[Records from a dataset]
"""

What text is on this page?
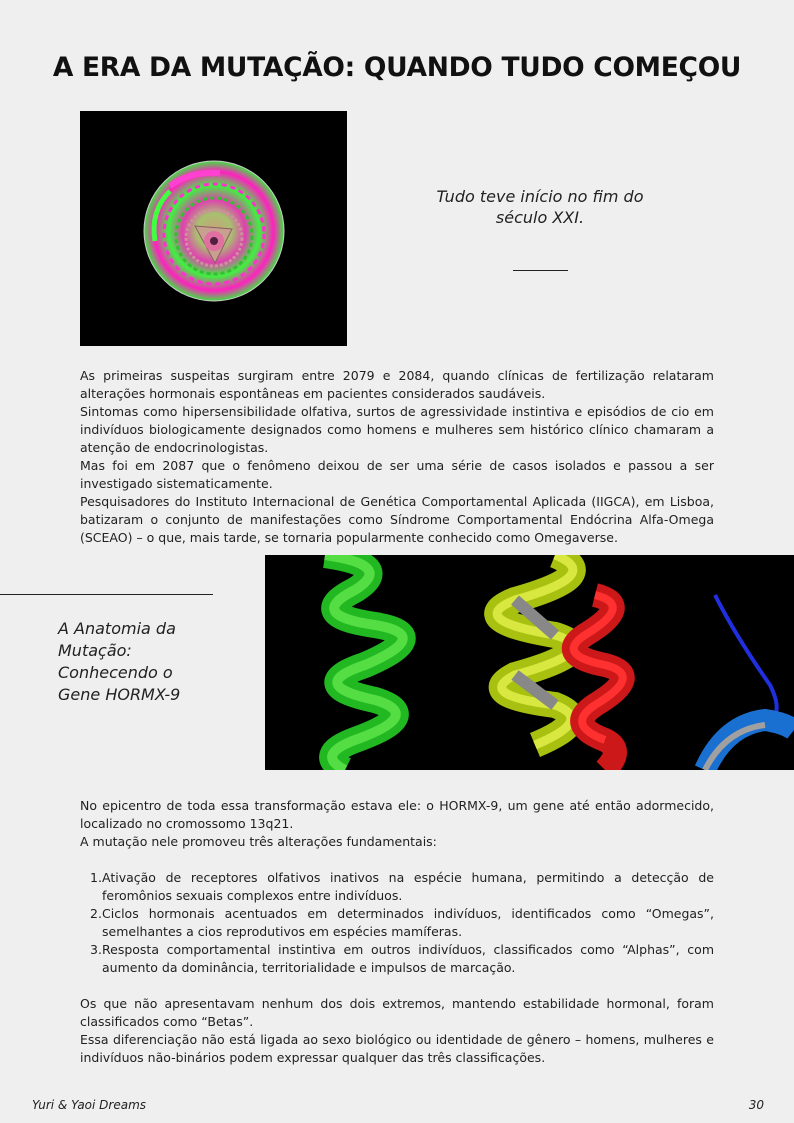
A ERA DA MUTAÇÃO: QUANDO TUDO COMEÇOU
Tudo teve início no fim do
século XXI.

As primeiras suspeitas surgiram entre 2079 e 2084, quando clínicas de fertilização relataram alterações hormonais espontâneas em pacientes considerados saudáveis.

Sintomas como hipersensibilidade olfativa, surtos de agressividade instintiva e episódios de cio em indivíduos biologicamente designados como homens e mulheres sem histórico clínico chamaram a atenção de endocrinologistas.

Mas foi em 2087 que o fenômeno deixou de ser uma série de casos isolados e passou a ser investigado sistematicamente.

Pesquisadores do Instituto Internacional de Genética Comportamental Aplicada (IIGCA), em Lisboa, batizaram o conjunto de manifestações como Síndrome Comportamental Endócrina Alfa-Omega (SCEAO) – o que, mais tarde, se tornaria popularmente conhecido como Omegaverse.

A Anatomia da Mutação: Conhecendo o Gene HORMX-9

No epicentro de toda essa transformação estava ele: o HORMX-9, um gene até então adormecido, localizado no cromossomo 13q21.

A mutação nele promoveu três alterações fundamentais:

1. Ativação de receptores olfativos inativos na espécie humana, permitindo a detecção de feromônios sexuais complexos entre indivíduos.
2. Ciclos hormonais acentuados em determinados indivíduos, identificados como “Omegas”, semelhantes a cios reprodutivos em espécies mamíferas.
3. Resposta comportamental instintiva em outros indivíduos, classificados como “Alphas”, com aumento da dominância, territorialidade e impulsos de marcação.

Os que não apresentavam nenhum dos dois extremos, mantendo estabilidade hormonal, foram classificados como “Betas”.

Essa diferenciação não está ligada ao sexo biológico ou identidade de gênero – homens, mulheres e indivíduos não-binários podem expressar qualquer das três classificações.

Yuri & Yaoi Dreams	30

"""

Work order: Could the entries be output exactly as written, but without their images?

Your solution:
What text is on this page?
A ERA DA MUTAÇÃO: QUANDO TUDO COMEÇOU
Tudo teve início no fim do
século XXI.

As primeiras suspeitas surgiram entre 2079 e 2084, quando clínicas de fertilização relataram alterações hormonais espontâneas em pacientes considerados saudáveis.

Sintomas como hipersensibilidade olfativa, surtos de agressividade instintiva e episódios de cio em indivíduos biologicamente designados como homens e mulheres sem histórico clínico chamaram a atenção de endocrinologistas.

Mas foi em 2087 que o fenômeno deixou de ser uma série de casos isolados e passou a ser investigado sistematicamente.

Pesquisadores do Instituto Internacional de Genética Comportamental Aplicada (IIGCA), em Lisboa, batizaram o conjunto de manifestações como Síndrome Comportamental Endócrina Alfa-Omega (SCEAO) – o que, mais tarde, se tornaria popularmente conhecido como Omegaverse.

A Anatomia da Mutação: Conhecendo o Gene HORMX-9

No epicentro de toda essa transformação estava ele: o HORMX-9, um gene até então adormecido, localizado no cromossomo 13q21.

A mutação nele promoveu três alterações fundamentais:

1. Ativação de receptores olfativos inativos na espécie humana, permitindo a detecção de feromônios sexuais complexos entre indivíduos.
2. Ciclos hormonais acentuados em determinados indivíduos, identificados como “Omegas”, semelhantes a cios reprodutivos em espécies mamíferas.
3. Resposta comportamental instintiva em outros indivíduos, classificados como “Alphas”, com aumento da dominância, territorialidade e impulsos de marcação.

Os que não apresentavam nenhum dos dois extremos, mantendo estabilidade hormonal, foram classificados como “Betas”.

Essa diferenciação não está ligada ao sexo biológico ou identidade de gênero – homens, mulheres e indivíduos não-binários podem expressar qualquer das três classificações.

Yuri & Yaoi Dreams	30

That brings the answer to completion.